> [Exercise prompt]:
Would you copy out the whole listing exactly as given?
┌──
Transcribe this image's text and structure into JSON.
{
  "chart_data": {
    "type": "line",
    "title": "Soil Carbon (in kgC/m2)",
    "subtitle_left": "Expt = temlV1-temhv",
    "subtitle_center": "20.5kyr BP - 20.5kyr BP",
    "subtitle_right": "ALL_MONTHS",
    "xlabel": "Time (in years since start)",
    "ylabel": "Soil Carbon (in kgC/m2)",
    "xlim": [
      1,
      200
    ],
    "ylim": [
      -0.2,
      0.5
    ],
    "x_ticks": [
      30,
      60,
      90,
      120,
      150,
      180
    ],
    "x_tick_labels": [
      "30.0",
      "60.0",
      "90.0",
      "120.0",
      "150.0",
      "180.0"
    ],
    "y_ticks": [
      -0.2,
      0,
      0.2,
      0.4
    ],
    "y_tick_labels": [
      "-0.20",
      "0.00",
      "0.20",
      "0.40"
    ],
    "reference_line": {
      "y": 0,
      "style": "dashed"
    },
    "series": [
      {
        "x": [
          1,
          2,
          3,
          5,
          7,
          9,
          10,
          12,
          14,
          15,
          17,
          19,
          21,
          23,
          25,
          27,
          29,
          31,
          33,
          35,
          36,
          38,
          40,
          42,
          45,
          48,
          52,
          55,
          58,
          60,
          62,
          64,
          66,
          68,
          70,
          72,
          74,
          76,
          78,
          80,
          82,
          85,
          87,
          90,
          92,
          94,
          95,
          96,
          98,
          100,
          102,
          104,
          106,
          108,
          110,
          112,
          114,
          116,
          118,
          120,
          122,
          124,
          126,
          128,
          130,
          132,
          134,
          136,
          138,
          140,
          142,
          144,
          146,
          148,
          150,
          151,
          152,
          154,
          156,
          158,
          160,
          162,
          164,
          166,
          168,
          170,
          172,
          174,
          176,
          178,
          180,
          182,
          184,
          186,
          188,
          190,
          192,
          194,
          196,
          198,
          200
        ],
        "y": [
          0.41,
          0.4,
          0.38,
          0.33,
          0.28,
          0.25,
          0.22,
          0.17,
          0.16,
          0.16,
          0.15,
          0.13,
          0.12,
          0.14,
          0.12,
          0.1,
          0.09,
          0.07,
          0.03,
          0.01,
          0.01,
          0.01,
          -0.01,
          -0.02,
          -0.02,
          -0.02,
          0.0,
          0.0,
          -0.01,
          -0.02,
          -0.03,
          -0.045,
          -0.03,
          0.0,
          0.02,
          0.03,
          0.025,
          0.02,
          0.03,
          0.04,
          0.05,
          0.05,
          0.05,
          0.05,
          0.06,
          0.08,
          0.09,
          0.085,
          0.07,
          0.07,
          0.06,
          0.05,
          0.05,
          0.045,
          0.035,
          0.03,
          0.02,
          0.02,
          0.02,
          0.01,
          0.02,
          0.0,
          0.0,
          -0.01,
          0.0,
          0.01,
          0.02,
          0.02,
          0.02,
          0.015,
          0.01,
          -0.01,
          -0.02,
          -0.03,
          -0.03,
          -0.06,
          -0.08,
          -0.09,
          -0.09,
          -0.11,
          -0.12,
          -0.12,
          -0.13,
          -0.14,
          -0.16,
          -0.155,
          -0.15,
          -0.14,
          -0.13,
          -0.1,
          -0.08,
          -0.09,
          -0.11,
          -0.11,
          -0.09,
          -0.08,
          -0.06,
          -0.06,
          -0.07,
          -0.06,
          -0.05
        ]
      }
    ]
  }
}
└──
> [Answer below]:
Transcribe this image's text and structure into JSON.
{
  "chart_data": {
    "type": "line",
    "title": "Soil Carbon (in kgC/m2)",
    "subtitle_left": "Expt = temlV1-temhv",
    "subtitle_center": "20.5kyr BP - 20.5kyr BP",
    "subtitle_right": "ALL_MONTHS",
    "xlabel": "Time (in years since start)",
    "ylabel": "Soil Carbon (in kgC/m2)",
    "xlim": [
      1,
      200
    ],
    "ylim": [
      -0.2,
      0.5
    ],
    "x_ticks": [
      30,
      60,
      90,
      120,
      150,
      180
    ],
    "x_tick_labels": [
      "30.0",
      "60.0",
      "90.0",
      "120.0",
      "150.0",
      "180.0"
    ],
    "y_ticks": [
      -0.2,
      0,
      0.2,
      0.4
    ],
    "y_tick_labels": [
      "-0.20",
      "0.00",
      "0.20",
      "0.40"
    ],
    "reference_line": {
      "y": 0,
      "style": "dashed"
    },
    "series": [
      {
        "x": [
          1,
          2,
          3,
          5,
          7,
          9,
          10,
          12,
          14,
          15,
          17,
          19,
          21,
          23,
          25,
          27,
          29,
          31,
          33,
          35,
          36,
          38,
          40,
          42,
          45,
          48,
          52,
          55,
          58,
          60,
          62,
          64,
          66,
          68,
          70,
          72,
          74,
          76,
          78,
          80,
          82,
          85,
          87,
          90,
          92,
          94,
          95,
          96,
          98,
          100,
          102,
          104,
          106,
          108,
          110,
          112,
          114,
          116,
          118,
          120,
          122,
          124,
          126,
          128,
          130,
          132,
          134,
          136,
          138,
          140,
          142,
          144,
          146,
          148,
          150,
          151,
          152,
          154,
          156,
          158,
          160,
          162,
          164,
          166,
          168,
          170,
          172,
          174,
          176,
          178,
          180,
          182,
          184,
          186,
          188,
          190,
          192,
          194,
          196,
          198,
          200
        ],
        "y": [
          0.41,
          0.4,
          0.38,
          0.33,
          0.28,
          0.25,
          0.22,
          0.17,
          0.16,
          0.16,
          0.15,
          0.13,
          0.12,
          0.14,
          0.12,
          0.1,
          0.09,
          0.07,
          0.03,
          0.01,
          0.01,
          0.01,
          -0.01,
          -0.02,
          -0.02,
          -0.02,
          0.0,
          0.0,
          -0.01,
          -0.02,
          -0.03,
          -0.045,
          -0.03,
          0.0,
          0.02,
          0.03,
          0.025,
          0.02,
          0.03,
          0.04,
          0.05,
          0.05,
          0.05,
          0.05,
          0.06,
          0.08,
          0.09,
          0.085,
          0.07,
          0.07,
          0.06,
          0.05,
          0.05,
          0.045,
          0.035,
          0.03,
          0.02,
          0.02,
          0.02,
          0.01,
          0.02,
          0.0,
          0.0,
          -0.01,
          0.0,
          0.01,
          0.02,
          0.02,
          0.02,
          0.015,
          0.01,
          -0.01,
          -0.02,
          -0.03,
          -0.03,
          -0.06,
          -0.08,
          -0.09,
          -0.09,
          -0.11,
          -0.12,
          -0.12,
          -0.13,
          -0.14,
          -0.16,
          -0.155,
          -0.15,
          -0.14,
          -0.13,
          -0.1,
          -0.08,
          -0.09,
          -0.11,
          -0.11,
          -0.09,
          -0.08,
          -0.06,
          -0.06,
          -0.07,
          -0.06,
          -0.05
        ]
      }
    ]
  }
}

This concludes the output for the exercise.